**The problem:**
Would you write out the listing verbatim and skip every picture in it?

──────── Supplied information ────────

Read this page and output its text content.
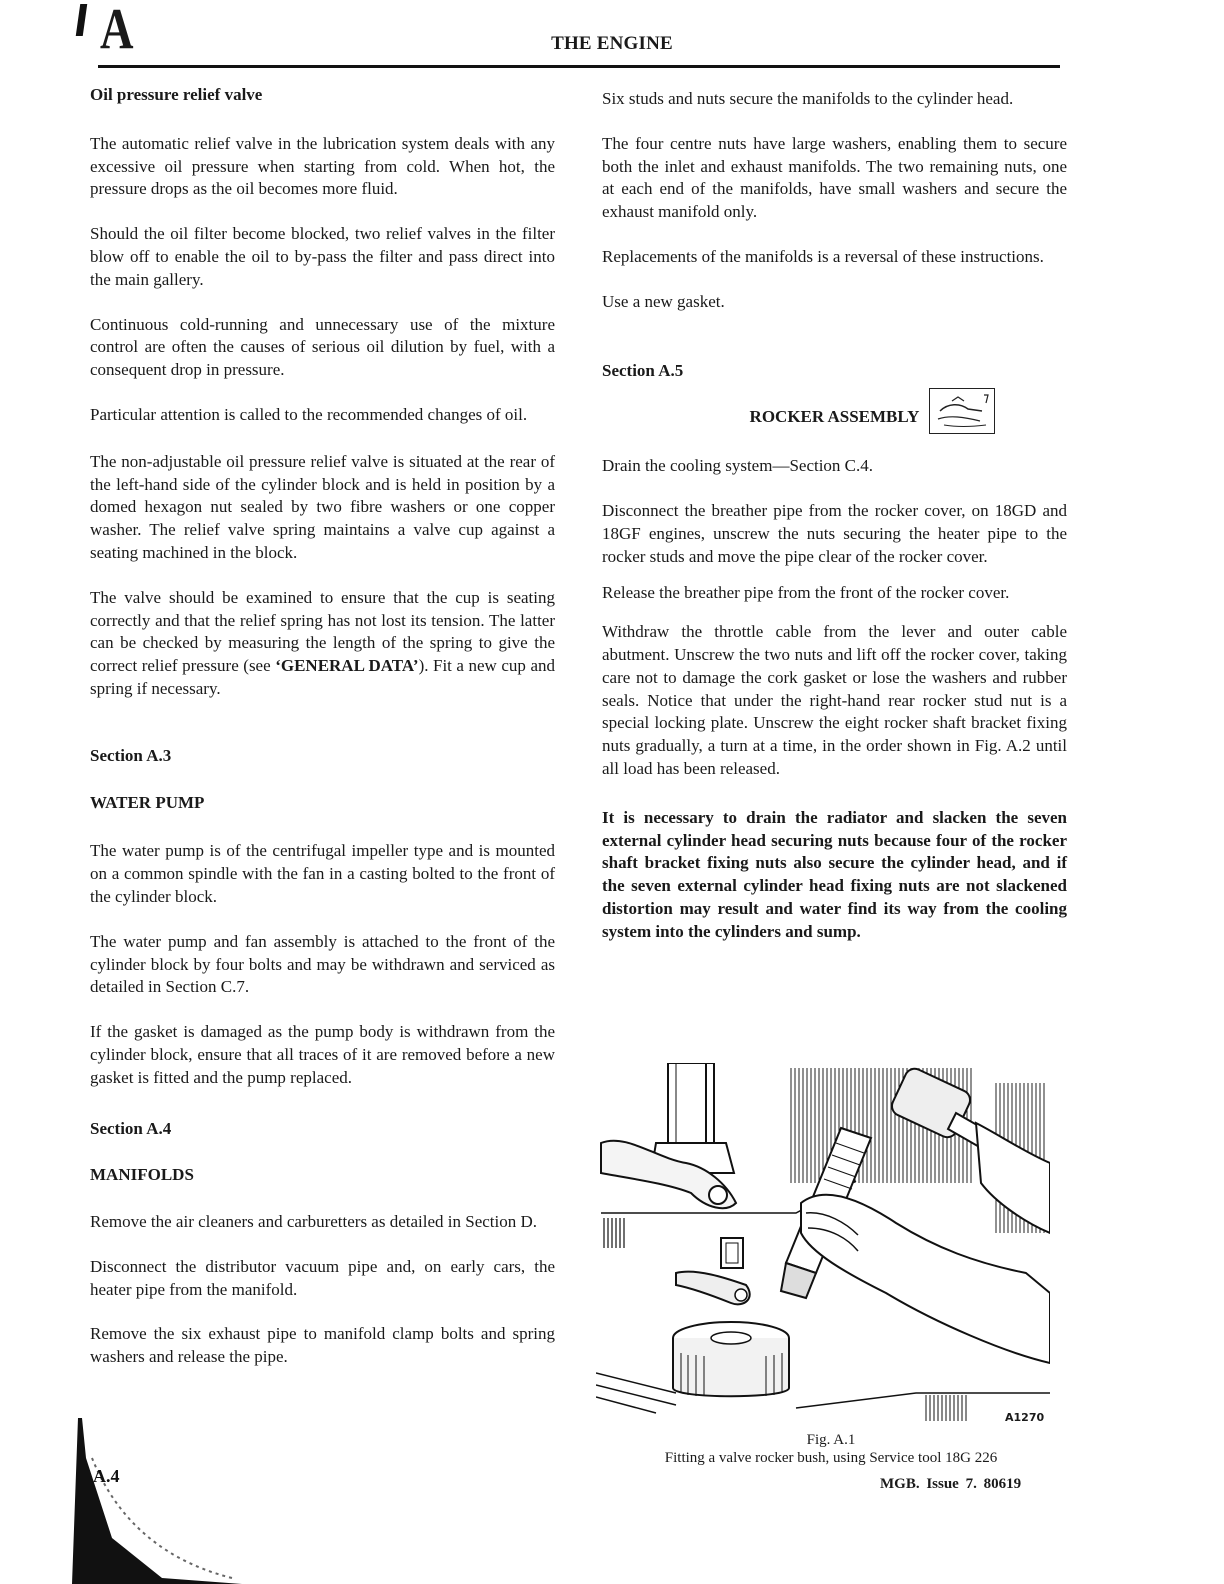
A	THE ENGINE

Oil pressure relief valve

The automatic relief valve in the lubrication system deals with any excessive oil pressure when starting from cold. When hot, the pressure drops as the oil becomes more fluid.

Should the oil filter become blocked, two relief valves in the filter blow off to enable the oil to by-pass the filter and pass direct into the main gallery.

Continuous cold-running and unnecessary use of the mixture control are often the causes of serious oil dilution by fuel, with a consequent drop in pressure.

Particular attention is called to the recommended changes of oil.

The non-adjustable oil pressure relief valve is situated at the rear of the left-hand side of the cylinder block and is held in position by a domed hexagon nut sealed by two fibre washers or one copper washer. The relief valve spring maintains a valve cup against a seating machined in the block.

The valve should be examined to ensure that the cup is seating correctly and that the relief spring has not lost its tension. The latter can be checked by measuring the length of the spring to give the correct relief pressure (see ‘GENERAL DATA’). Fit a new cup and spring if necessary.

Section A.3

WATER PUMP

The water pump is of the centrifugal impeller type and is mounted on a common spindle with the fan in a casting bolted to the front of the cylinder block.

The water pump and fan assembly is attached to the front of the cylinder block by four bolts and may be withdrawn and serviced as detailed in Section C.7.

If the gasket is damaged as the pump body is withdrawn from the cylinder block, ensure that all traces of it are removed before a new gasket is fitted and the pump replaced.

Section A.4

MANIFOLDS

Remove the air cleaners and carburetters as detailed in Section D.

Disconnect the distributor vacuum pipe and, on early cars, the heater pipe from the manifold.

Remove the six exhaust pipe to manifold clamp bolts and spring washers and release the pipe.

Six studs and nuts secure the manifolds to the cylinder head.

The four centre nuts have large washers, enabling them to secure both the inlet and exhaust manifolds. The two remaining nuts, one at each end of the manifolds, have small washers and secure the exhaust manifold only.

Replacements of the manifolds is a reversal of these instructions.

Use a new gasket.

Section A.5

ROCKER ASSEMBLY

Drain the cooling system—Section C.4.

Disconnect the breather pipe from the rocker cover, on 18GD and 18GF engines, unscrew the nuts securing the heater pipe to the rocker studs and move the pipe clear of the rocker cover.

Release the breather pipe from the front of the rocker cover.

Withdraw the throttle cable from the lever and outer cable abutment. Unscrew the two nuts and lift off the rocker cover, taking care not to damage the cork gasket or lose the washers and rubber seals. Notice that under the right-hand rear rocker stud nut is a special locking plate. Unscrew the eight rocker shaft bracket fixing nuts gradually, a turn at a time, in the order shown in Fig. A.2 until all load has been released.

It is necessary to drain the radiator and slacken the seven external cylinder head securing nuts because four of the rocker shaft bracket fixing nuts also secure the cylinder head, and if the seven external cylinder head fixing nuts are not slackened distortion may result and water find its way from the cooling system into the cylinders and sump.

A1270
Fig. A.1
Fitting a valve rocker bush, using Service tool 18G 226
A.4	MGB. Issue 7. 80619
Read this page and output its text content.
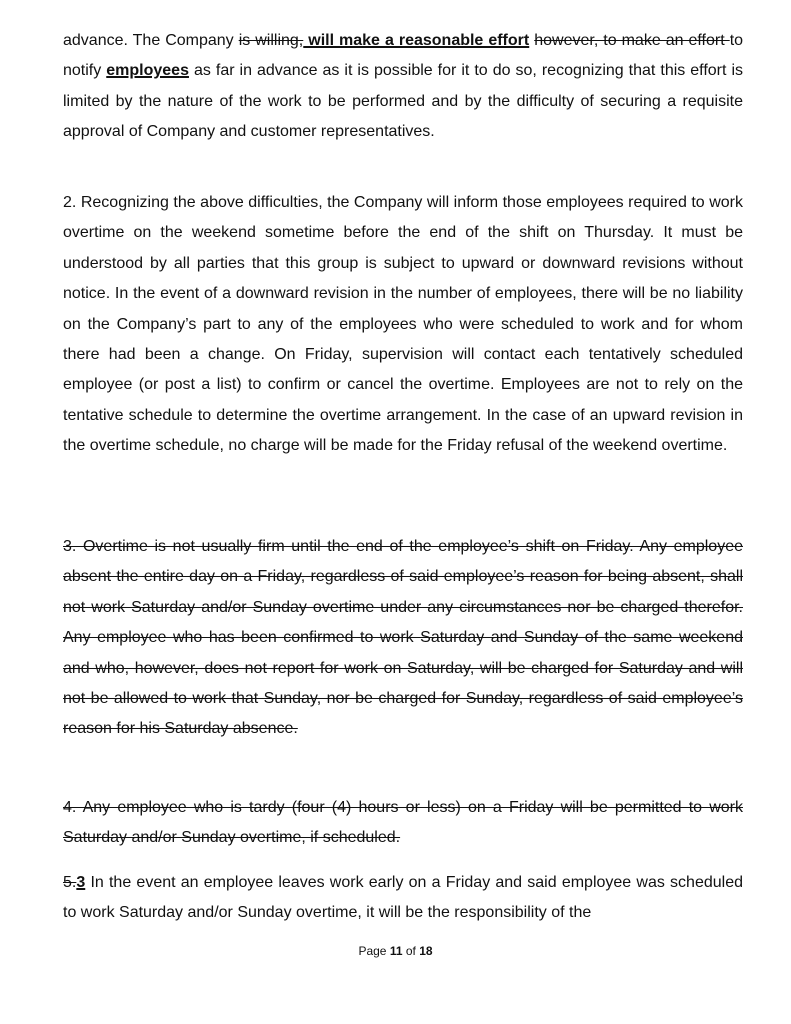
advance. The Company is willing, will make a reasonable effort however, to make an effort to notify employees as far in advance as it is possible for it to do so, recognizing that this effort is limited by the nature of the work to be performed and by the difficulty of securing a requisite approval of Company and customer representatives.

2. Recognizing the above difficulties, the Company will inform those employees required to work overtime on the weekend sometime before the end of the shift on Thursday. It must be understood by all parties that this group is subject to upward or downward revisions without notice. In the event of a downward revision in the number of employees, there will be no liability on the Company’s part to any of the employees who were scheduled to work and for whom there had been a change. On Friday, supervision will contact each tentatively scheduled employee (or post a list) to confirm or cancel the overtime. Employees are not to rely on the tentative schedule to determine the overtime arrangement. In the case of an upward revision in the overtime schedule, no charge will be made for the Friday refusal of the weekend overtime.

3. Overtime is not usually firm until the end of the employee’s shift on Friday. Any employee absent the entire day on a Friday, regardless of said employee’s reason for being absent, shall not work Saturday and/or Sunday overtime under any circumstances nor be charged therefor. Any employee who has been confirmed to work Saturday and Sunday of the same weekend and who, however, does not report for work on Saturday, will be charged for Saturday and will not be allowed to work that Sunday, nor be charged for Sunday, regardless of said employee’s reason for his Saturday absence.

4. Any employee who is tardy (four (4) hours or less) on a Friday will be permitted to work Saturday and/or Sunday overtime, if scheduled.

5.3 In the event an employee leaves work early on a Friday and said employee was scheduled to work Saturday and/or Sunday overtime, it will be the responsibility of the

Page 11 of 18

────────

**Full output:**
Read this page and output its text content.
A	THE ENGINE

Oil pressure relief valve

The automatic relief valve in the lubrication system deals with any excessive oil pressure when starting from cold. When hot, the pressure drops as the oil becomes more fluid.

Should the oil filter become blocked, two relief valves in the filter blow off to enable the oil to by-pass the filter and pass direct into the main gallery.

Continuous cold-running and unnecessary use of the mixture control are often the causes of serious oil dilution by fuel, with a consequent drop in pressure.

Particular attention is called to the recommended changes of oil.

The non-adjustable oil pressure relief valve is situated at the rear of the left-hand side of the cylinder block and is held in position by a domed hexagon nut sealed by two fibre washers or one copper washer. The relief valve spring maintains a valve cup against a seating machined in the block.

The valve should be examined to ensure that the cup is seating correctly and that the relief spring has not lost its tension. The latter can be checked by measuring the length of the spring to give the correct relief pressure (see ‘GENERAL DATA’). Fit a new cup and spring if necessary.

Section A.3

WATER PUMP

The water pump is of the centrifugal impeller type and is mounted on a common spindle with the fan in a casting bolted to the front of the cylinder block.

The water pump and fan assembly is attached to the front of the cylinder block by four bolts and may be withdrawn and serviced as detailed in Section C.7.

If the gasket is damaged as the pump body is withdrawn from the cylinder block, ensure that all traces of it are removed before a new gasket is fitted and the pump replaced.

Section A.4

MANIFOLDS

Remove the air cleaners and carburetters as detailed in Section D.

Disconnect the distributor vacuum pipe and, on early cars, the heater pipe from the manifold.

Remove the six exhaust pipe to manifold clamp bolts and spring washers and release the pipe.

Six studs and nuts secure the manifolds to the cylinder head.

The four centre nuts have large washers, enabling them to secure both the inlet and exhaust manifolds. The two remaining nuts, one at each end of the manifolds, have small washers and secure the exhaust manifold only.

Replacements of the manifolds is a reversal of these instructions.

Use a new gasket.

Section A.5

ROCKER ASSEMBLY

Drain the cooling system—Section C.4.

Disconnect the breather pipe from the rocker cover, on 18GD and 18GF engines, unscrew the nuts securing the heater pipe to the rocker studs and move the pipe clear of the rocker cover.

Release the breather pipe from the front of the rocker cover.

Withdraw the throttle cable from the lever and outer cable abutment. Unscrew the two nuts and lift off the rocker cover, taking care not to damage the cork gasket or lose the washers and rubber seals. Notice that under the right-hand rear rocker stud nut is a special locking plate. Unscrew the eight rocker shaft bracket fixing nuts gradually, a turn at a time, in the order shown in Fig. A.2 until all load has been released.

It is necessary to drain the radiator and slacken the seven external cylinder head securing nuts because four of the rocker shaft bracket fixing nuts also secure the cylinder head, and if the seven external cylinder head fixing nuts are not slackened distortion may result and water find its way from the cooling system into the cylinders and sump.

A1270
Fig. A.1
Fitting a valve rocker bush, using Service tool 18G 226
A.4	MGB. Issue 7. 80619
Read this page and output its text content.
advance. The Company is willing, will make a reasonable effort however, to make an effort to notify employees as far in advance as it is possible for it to do so, recognizing that this effort is limited by the nature of the work to be performed and by the difficulty of securing a requisite approval of Company and customer representatives.

2. Recognizing the above difficulties, the Company will inform those employees required to work overtime on the weekend sometime before the end of the shift on Thursday. It must be understood by all parties that this group is subject to upward or downward revisions without notice. In the event of a downward revision in the number of employees, there will be no liability on the Company’s part to any of the employees who were scheduled to work and for whom there had been a change. On Friday, supervision will contact each tentatively scheduled employee (or post a list) to confirm or cancel the overtime. Employees are not to rely on the tentative schedule to determine the overtime arrangement. In the case of an upward revision in the overtime schedule, no charge will be made for the Friday refusal of the weekend overtime.

3. Overtime is not usually firm until the end of the employee’s shift on Friday. Any employee absent the entire day on a Friday, regardless of said employee’s reason for being absent, shall not work Saturday and/or Sunday overtime under any circumstances nor be charged therefor. Any employee who has been confirmed to work Saturday and Sunday of the same weekend and who, however, does not report for work on Saturday, will be charged for Saturday and will not be allowed to work that Sunday, nor be charged for Sunday, regardless of said employee’s reason for his Saturday absence.

4. Any employee who is tardy (four (4) hours or less) on a Friday will be permitted to work Saturday and/or Sunday overtime, if scheduled.

5.3 In the event an employee leaves work early on a Friday and said employee was scheduled to work Saturday and/or Sunday overtime, it will be the responsibility of the

Page 11 of 18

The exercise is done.